◆ Data extract:
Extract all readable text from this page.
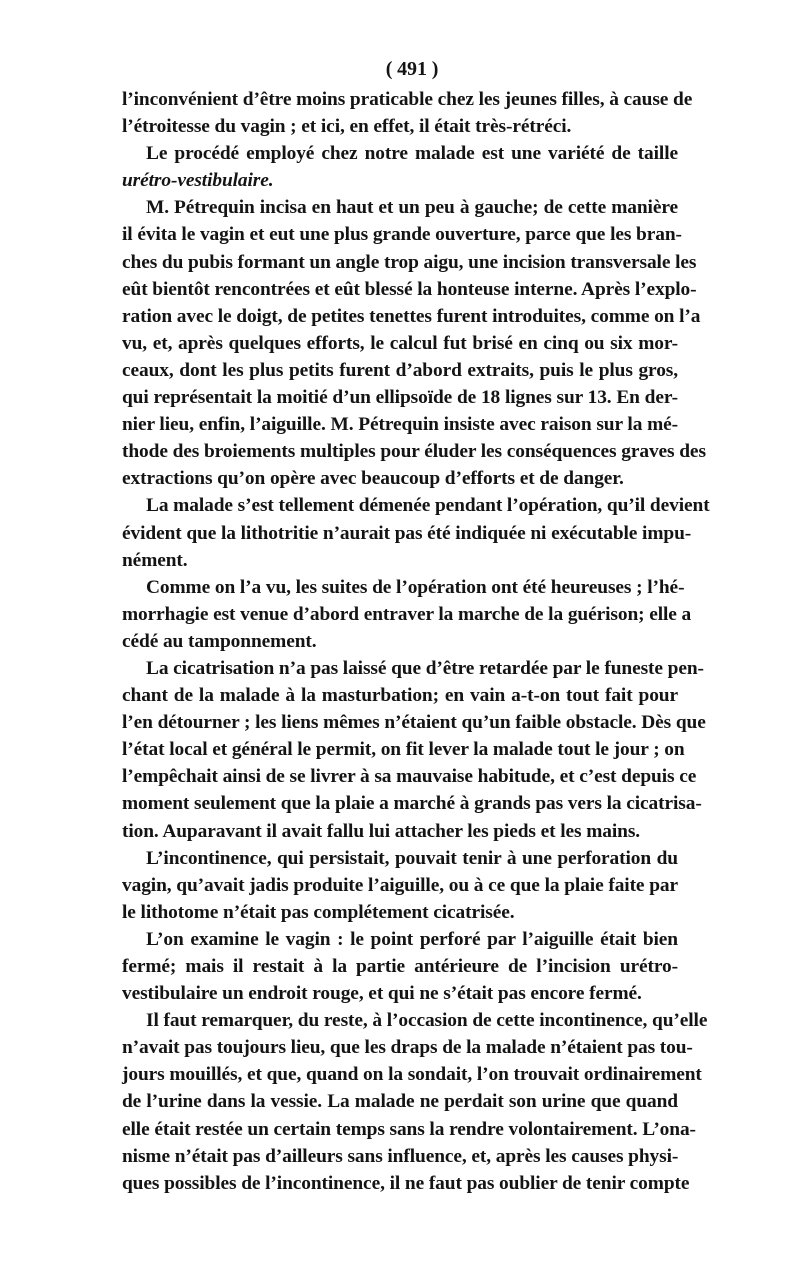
( 491 )
l’inconvénient d’être moins praticable chez les jeunes filles, à cause de
l’étroitesse du vagin ; et ici, en effet, il était très-rétréci.
Le procédé employé chez notre malade est une variété de taille
urétro-vestibulaire.
M. Pétrequin incisa en haut et un peu à gauche; de cette manière
il évita le vagin et eut une plus grande ouverture, parce que les bran-
ches du pubis formant un angle trop aigu, une incision transversale les
eût bientôt rencontrées et eût blessé la honteuse interne. Après l’explo-
ration avec le doigt, de petites tenettes furent introduites, comme on l’a
vu, et, après quelques efforts, le calcul fut brisé en cinq ou six mor-
ceaux, dont les plus petits furent d’abord extraits, puis le plus gros,
qui représentait la moitié d’un ellipsoïde de 18 lignes sur 13. En der-
nier lieu, enfin, l’aiguille. M. Pétrequin insiste avec raison sur la mé-
thode des broiements multiples pour éluder les conséquences graves des
extractions qu’on opère avec beaucoup d’efforts et de danger.
La malade s’est tellement démenée pendant l’opération, qu’il devient
évident que la lithotritie n’aurait pas été indiquée ni exécutable impu-
nément.
Comme on l’a vu, les suites de l’opération ont été heureuses ; l’hé-
morrhagie est venue d’abord entraver la marche de la guérison; elle a
cédé au tamponnement.
La cicatrisation n’a pas laissé que d’être retardée par le funeste pen-
chant de la malade à la masturbation; en vain a-t-on tout fait pour
l’en détourner ; les liens mêmes n’étaient qu’un faible obstacle. Dès que
l’état local et général le permit, on fit lever la malade tout le jour ; on
l’empêchait ainsi de se livrer à sa mauvaise habitude, et c’est depuis ce
moment seulement que la plaie a marché à grands pas vers la cicatrisa-
tion. Auparavant il avait fallu lui attacher les pieds et les mains.
L’incontinence, qui persistait, pouvait tenir à une perforation du
vagin, qu’avait jadis produite l’aiguille, ou à ce que la plaie faite par
le lithotome n’était pas complétement cicatrisée.
L’on examine le vagin : le point perforé par l’aiguille était bien
fermé; mais il restait à la partie antérieure de l’incision urétro-
vestibulaire un endroit rouge, et qui ne s’était pas encore fermé.
Il faut remarquer, du reste, à l’occasion de cette incontinence, qu’elle
n’avait pas toujours lieu, que les draps de la malade n’étaient pas tou-
jours mouillés, et que, quand on la sondait, l’on trouvait ordinairement
de l’urine dans la vessie. La malade ne perdait son urine que quand
elle était restée un certain temps sans la rendre volontairement. L’ona-
nisme n’était pas d’ailleurs sans influence, et, après les causes physi-
ques possibles de l’incontinence, il ne faut pas oublier de tenir compte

◆ Exercise requirements:
Which lines of the material contain the string "avait"? List each of them.

◆ Response:
tion. Auparavant il avait fallu lui attacher les pieds et les mains.
vagin, qu’avait jadis produite l’aiguille, ou à ce que la plaie faite par
n’avait pas toujours lieu, que les draps de la malade n’étaient pas tou-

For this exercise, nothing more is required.